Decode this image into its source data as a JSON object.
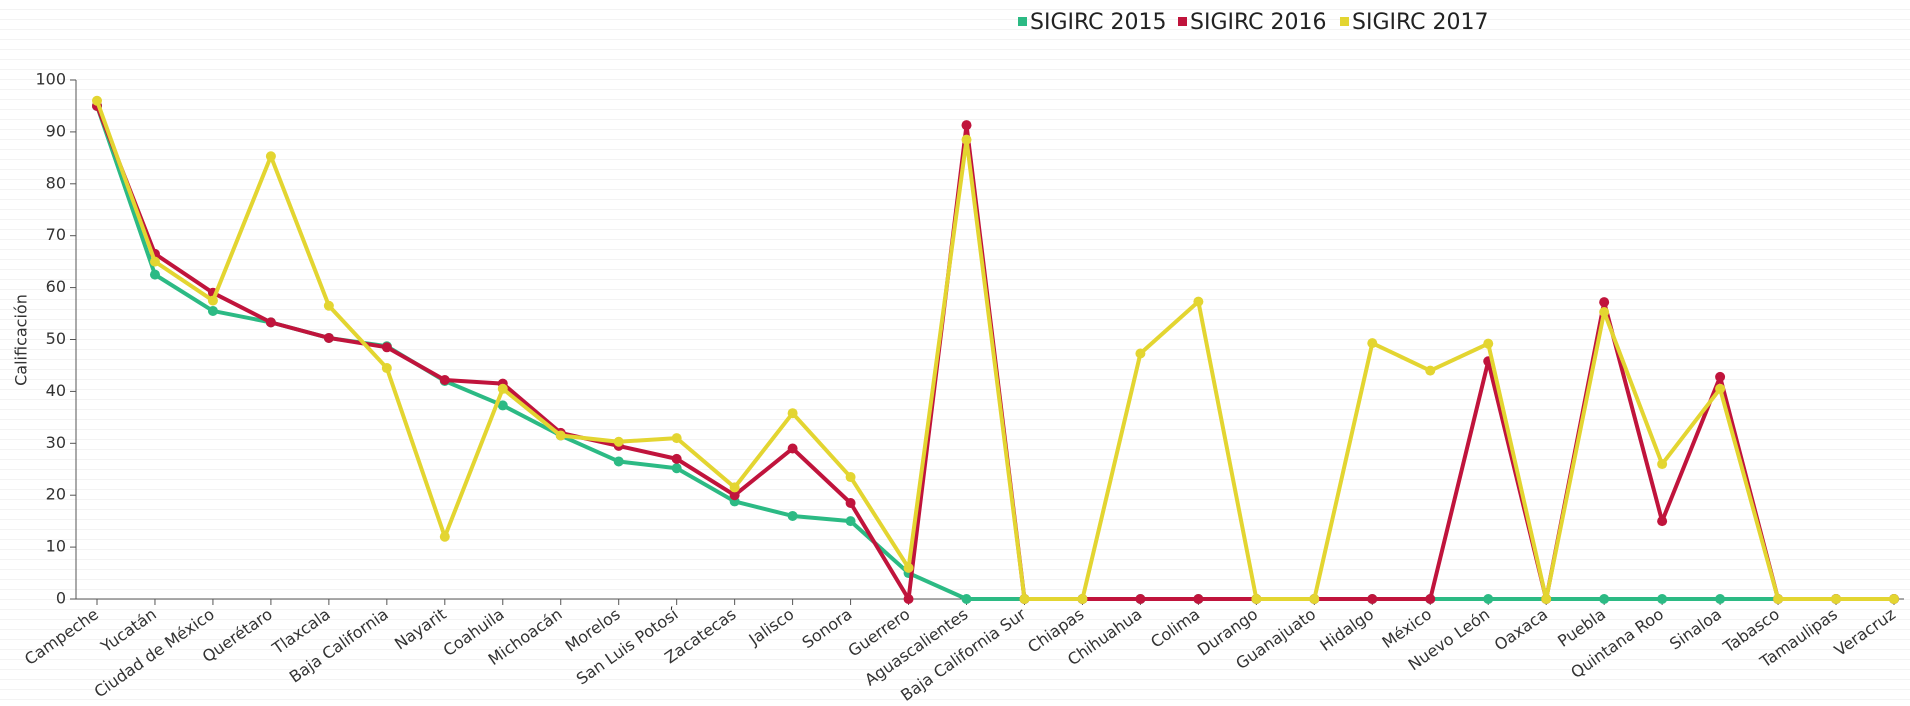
{
  "chart_data": {
    "type": "line",
    "y_label": "Calificación",
    "categories": [
      "Campeche",
      "Yucatán",
      "Ciudad de México",
      "Querétaro",
      "Tlaxcala",
      "Baja California",
      "Nayarit",
      "Coahuila",
      "Michoacán",
      "Morelos",
      "San Luis Potosí",
      "Zacatecas",
      "Jalisco",
      "Sonora",
      "Guerrero",
      "Aguascalientes",
      "Baja California Sur",
      "Chiapas",
      "Chihuahua",
      "Colima",
      "Durango",
      "Guanajuato",
      "Hidalgo",
      "México",
      "Nuevo León",
      "Oaxaca",
      "Puebla",
      "Quintana Roo",
      "Sinaloa",
      "Tabasco",
      "Tamaulipas",
      "Veracruz"
    ],
    "series": [
      {
        "name": "SIGIRC 2015",
        "color": "#2cba84",
        "values": [
          95,
          62.5,
          55.5,
          53.3,
          50.3,
          48.7,
          42,
          37.3,
          31.5,
          26.5,
          25.2,
          18.8,
          16,
          15,
          5,
          0,
          0,
          0,
          0,
          0,
          0,
          0,
          0,
          0,
          0,
          0,
          0,
          0,
          0,
          0,
          0,
          0
        ]
      },
      {
        "name": "SIGIRC 2016",
        "color": "#c0143c",
        "values": [
          95,
          66.5,
          59,
          53.3,
          50.3,
          48.5,
          42.2,
          41.5,
          32,
          29.5,
          27,
          20,
          29,
          18.5,
          0,
          91.3,
          0,
          0,
          0,
          0,
          0,
          0,
          0,
          0,
          45.8,
          0,
          57.2,
          15,
          42.8,
          0,
          0,
          0
        ]
      },
      {
        "name": "SIGIRC 2017",
        "color": "#e3d531",
        "values": [
          96,
          65,
          57.5,
          85.3,
          56.5,
          44.5,
          12,
          40.5,
          31.5,
          30.3,
          31,
          21.5,
          35.8,
          23.5,
          6,
          88.5,
          0,
          0,
          47.3,
          57.3,
          0,
          0,
          49.3,
          44,
          49.2,
          0,
          55.3,
          26,
          40.5,
          0,
          0,
          0
        ]
      }
    ],
    "ylim": [
      0,
      100
    ],
    "yticks": [
      0,
      10,
      20,
      30,
      40,
      50,
      60,
      70,
      80,
      90,
      100
    ],
    "legend": "top"
  }
}
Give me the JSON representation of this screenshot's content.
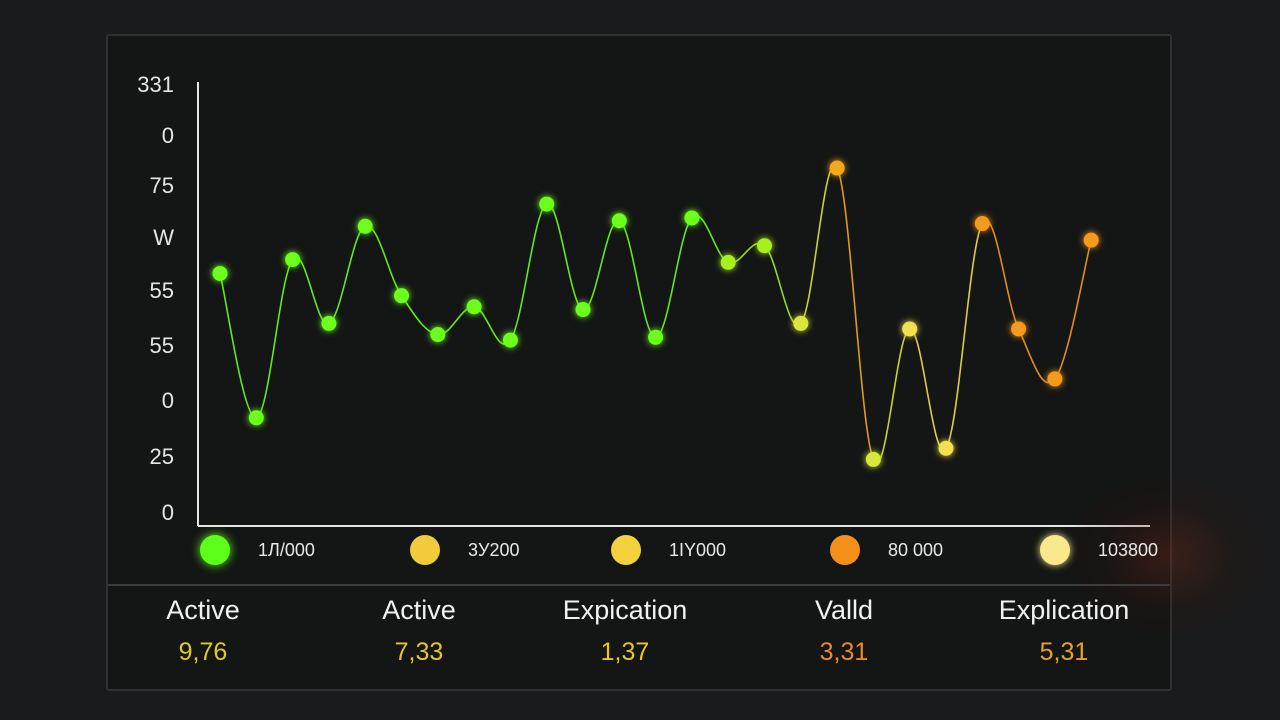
{
  "chart_data": {
    "type": "line",
    "title": "",
    "xlabel": "",
    "ylabel": "",
    "y_tick_labels": [
      "0",
      "25",
      "0",
      "55",
      "55",
      "W",
      "75",
      "0",
      "331"
    ],
    "colors": {
      "green": "#6cff1e",
      "yellow_green": "#c9e82a",
      "yellow": "#f2d84a",
      "orange": "#f59a1c"
    },
    "points": [
      {
        "y": 4.55,
        "color": "#6cff1e"
      },
      {
        "y": 1.95,
        "color": "#6cff1e"
      },
      {
        "y": 4.8,
        "color": "#6cff1e"
      },
      {
        "y": 3.65,
        "color": "#6cff1e"
      },
      {
        "y": 5.4,
        "color": "#6cff1e"
      },
      {
        "y": 4.15,
        "color": "#6cff1e"
      },
      {
        "y": 3.45,
        "color": "#6cff1e"
      },
      {
        "y": 3.95,
        "color": "#6cff1e"
      },
      {
        "y": 3.35,
        "color": "#6cff1e"
      },
      {
        "y": 5.8,
        "color": "#6cff1e"
      },
      {
        "y": 3.9,
        "color": "#6cff1e"
      },
      {
        "y": 5.5,
        "color": "#6cff1e"
      },
      {
        "y": 3.4,
        "color": "#6cff1e"
      },
      {
        "y": 5.55,
        "color": "#6cff1e"
      },
      {
        "y": 4.75,
        "color": "#a8f01e"
      },
      {
        "y": 5.05,
        "color": "#a8f01e"
      },
      {
        "y": 3.65,
        "color": "#d8e83a"
      },
      {
        "y": 6.45,
        "color": "#f5a81c"
      },
      {
        "y": 1.2,
        "color": "#d8e83a"
      },
      {
        "y": 3.55,
        "color": "#f2e050"
      },
      {
        "y": 1.4,
        "color": "#f2e050"
      },
      {
        "y": 5.45,
        "color": "#f59a1c"
      },
      {
        "y": 3.55,
        "color": "#f59a1c"
      },
      {
        "y": 2.65,
        "color": "#f59a1c"
      },
      {
        "y": 5.15,
        "color": "#f59a1c"
      }
    ],
    "ylim": [
      0,
      8
    ]
  },
  "legend": [
    {
      "label": "1Л/000",
      "color": "#5dff1a"
    },
    {
      "label": "3У200",
      "color": "#f2cb3a"
    },
    {
      "label": "1IY000",
      "color": "#f4d23f"
    },
    {
      "label": "80 000",
      "color": "#f4901a"
    },
    {
      "label": "103800",
      "color": "#fae98a"
    }
  ],
  "stats": [
    {
      "title": "Active",
      "value": "9,76",
      "color": "#d8cc2a"
    },
    {
      "title": "Active",
      "value": "7,33",
      "color": "#e8c52a"
    },
    {
      "title": "Expication",
      "value": "1,37",
      "color": "#e8c52a"
    },
    {
      "title": "Valld",
      "value": "3,31",
      "color": "#e88a2a"
    },
    {
      "title": "Explication",
      "value": "5,31",
      "color": "#e8a02a"
    }
  ]
}
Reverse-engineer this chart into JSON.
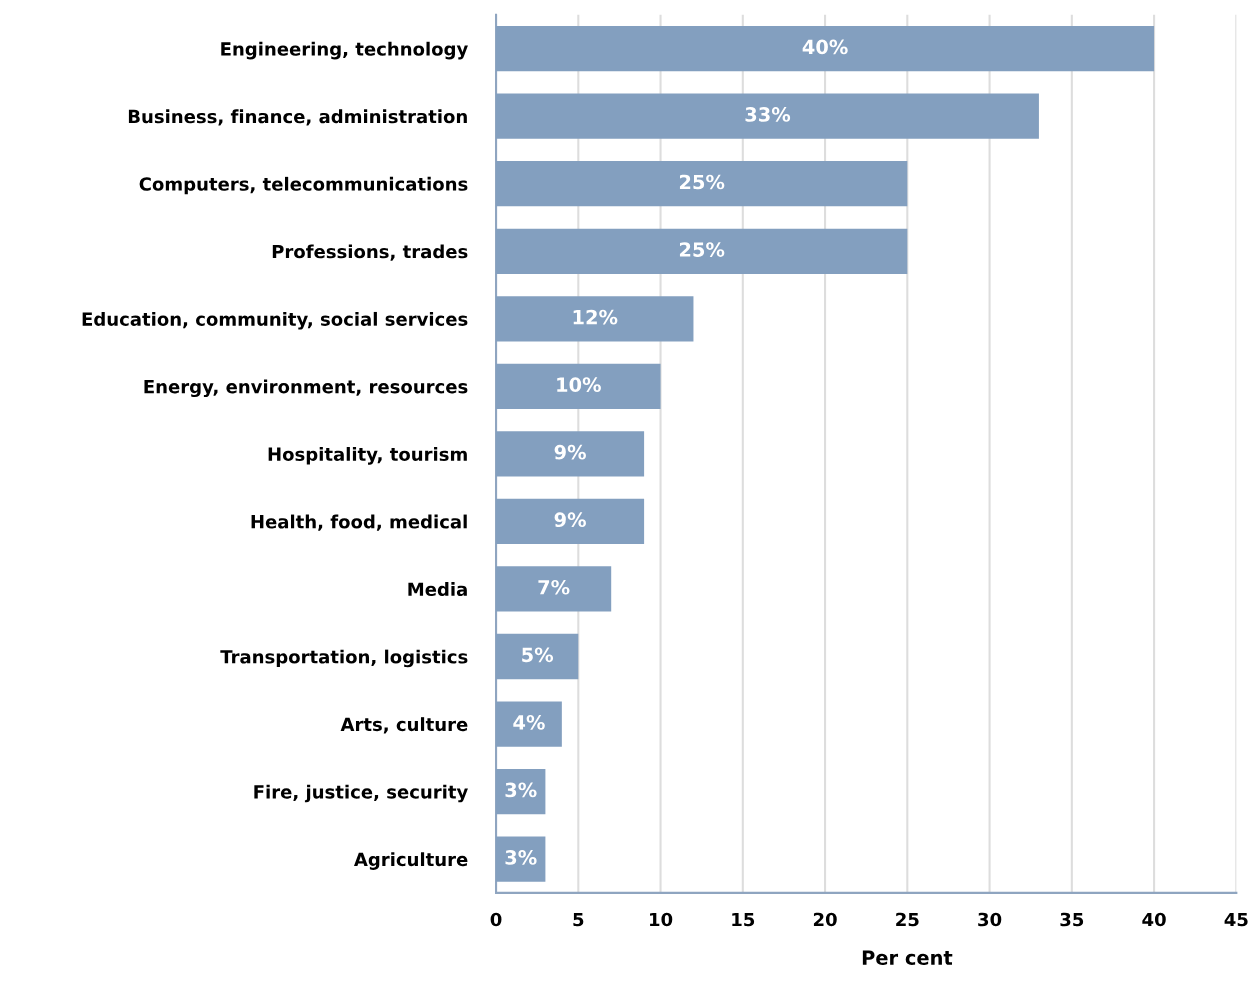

== == ==

• YOUR TASK
Copy out the data above exactly, except the pictures.

• THE OUTPUT
Decode this image into its source data as a JSON object.
{
  "chart_data": {
    "type": "line",
    "y_label": "Calificación",
    "categories": [
      "Campeche",
      "Yucatán",
      "Ciudad de México",
      "Querétaro",
      "Tlaxcala",
      "Baja California",
      "Nayarit",
      "Coahuila",
      "Michoacán",
      "Morelos",
      "San Luis Potosí",
      "Zacatecas",
      "Jalisco",
      "Sonora",
      "Guerrero",
      "Aguascalientes",
      "Baja California Sur",
      "Chiapas",
      "Chihuahua",
      "Colima",
      "Durango",
      "Guanajuato",
      "Hidalgo",
      "México",
      "Nuevo León",
      "Oaxaca",
      "Puebla",
      "Quintana Roo",
      "Sinaloa",
      "Tabasco",
      "Tamaulipas",
      "Veracruz"
    ],
    "series": [
      {
        "name": "SIGIRC 2015",
        "color": "#2cba84",
        "values": [
          95,
          62.5,
          55.5,
          53.3,
          50.3,
          48.7,
          42,
          37.3,
          31.5,
          26.5,
          25.2,
          18.8,
          16,
          15,
          5,
          0,
          0,
          0,
          0,
          0,
          0,
          0,
          0,
          0,
          0,
          0,
          0,
          0,
          0,
          0,
          0,
          0
        ]
      },
      {
        "name": "SIGIRC 2016",
        "color": "#c0143c",
        "values": [
          95,
          66.5,
          59,
          53.3,
          50.3,
          48.5,
          42.2,
          41.5,
          32,
          29.5,
          27,
          20,
          29,
          18.5,
          0,
          91.3,
          0,
          0,
          0,
          0,
          0,
          0,
          0,
          0,
          45.8,
          0,
          57.2,
          15,
          42.8,
          0,
          0,
          0
        ]
      },
      {
        "name": "SIGIRC 2017",
        "color": "#e3d531",
        "values": [
          96,
          65,
          57.5,
          85.3,
          56.5,
          44.5,
          12,
          40.5,
          31.5,
          30.3,
          31,
          21.5,
          35.8,
          23.5,
          6,
          88.5,
          0,
          0,
          47.3,
          57.3,
          0,
          0,
          49.3,
          44,
          49.2,
          0,
          55.3,
          26,
          40.5,
          0,
          0,
          0
        ]
      }
    ],
    "ylim": [
      0,
      100
    ],
    "yticks": [
      0,
      10,
      20,
      30,
      40,
      50,
      60,
      70,
      80,
      90,
      100
    ],
    "legend": "top"
  }
}
Give me the JSON representation of this screenshot's content.
{
  "chart_data": {
    "type": "line",
    "title": "",
    "xlabel": "",
    "ylabel": "",
    "y_tick_labels": [
      "0",
      "25",
      "0",
      "55",
      "55",
      "W",
      "75",
      "0",
      "331"
    ],
    "colors": {
      "green": "#6cff1e",
      "yellow_green": "#c9e82a",
      "yellow": "#f2d84a",
      "orange": "#f59a1c"
    },
    "points": [
      {
        "y": 4.55,
        "color": "#6cff1e"
      },
      {
        "y": 1.95,
        "color": "#6cff1e"
      },
      {
        "y": 4.8,
        "color": "#6cff1e"
      },
      {
        "y": 3.65,
        "color": "#6cff1e"
      },
      {
        "y": 5.4,
        "color": "#6cff1e"
      },
      {
        "y": 4.15,
        "color": "#6cff1e"
      },
      {
        "y": 3.45,
        "color": "#6cff1e"
      },
      {
        "y": 3.95,
        "color": "#6cff1e"
      },
      {
        "y": 3.35,
        "color": "#6cff1e"
      },
      {
        "y": 5.8,
        "color": "#6cff1e"
      },
      {
        "y": 3.9,
        "color": "#6cff1e"
      },
      {
        "y": 5.5,
        "color": "#6cff1e"
      },
      {
        "y": 3.4,
        "color": "#6cff1e"
      },
      {
        "y": 5.55,
        "color": "#6cff1e"
      },
      {
        "y": 4.75,
        "color": "#a8f01e"
      },
      {
        "y": 5.05,
        "color": "#a8f01e"
      },
      {
        "y": 3.65,
        "color": "#d8e83a"
      },
      {
        "y": 6.45,
        "color": "#f5a81c"
      },
      {
        "y": 1.2,
        "color": "#d8e83a"
      },
      {
        "y": 3.55,
        "color": "#f2e050"
      },
      {
        "y": 1.4,
        "color": "#f2e050"
      },
      {
        "y": 5.45,
        "color": "#f59a1c"
      },
      {
        "y": 3.55,
        "color": "#f59a1c"
      },
      {
        "y": 2.65,
        "color": "#f59a1c"
      },
      {
        "y": 5.15,
        "color": "#f59a1c"
      }
    ],
    "ylim": [
      0,
      8
    ]
  },
  "legend": [
    {
      "label": "1Л/000",
      "color": "#5dff1a"
    },
    {
      "label": "3У200",
      "color": "#f2cb3a"
    },
    {
      "label": "1IY000",
      "color": "#f4d23f"
    },
    {
      "label": "80 000",
      "color": "#f4901a"
    },
    {
      "label": "103800",
      "color": "#fae98a"
    }
  ],
  "stats": [
    {
      "title": "Active",
      "value": "9,76",
      "color": "#d8cc2a"
    },
    {
      "title": "Active",
      "value": "7,33",
      "color": "#e8c52a"
    },
    {
      "title": "Expication",
      "value": "1,37",
      "color": "#e8c52a"
    },
    {
      "title": "Valld",
      "value": "3,31",
      "color": "#e88a2a"
    },
    {
      "title": "Explication",
      "value": "5,31",
      "color": "#e8a02a"
    }
  ]
}
Reverse-engineer this chart into JSON.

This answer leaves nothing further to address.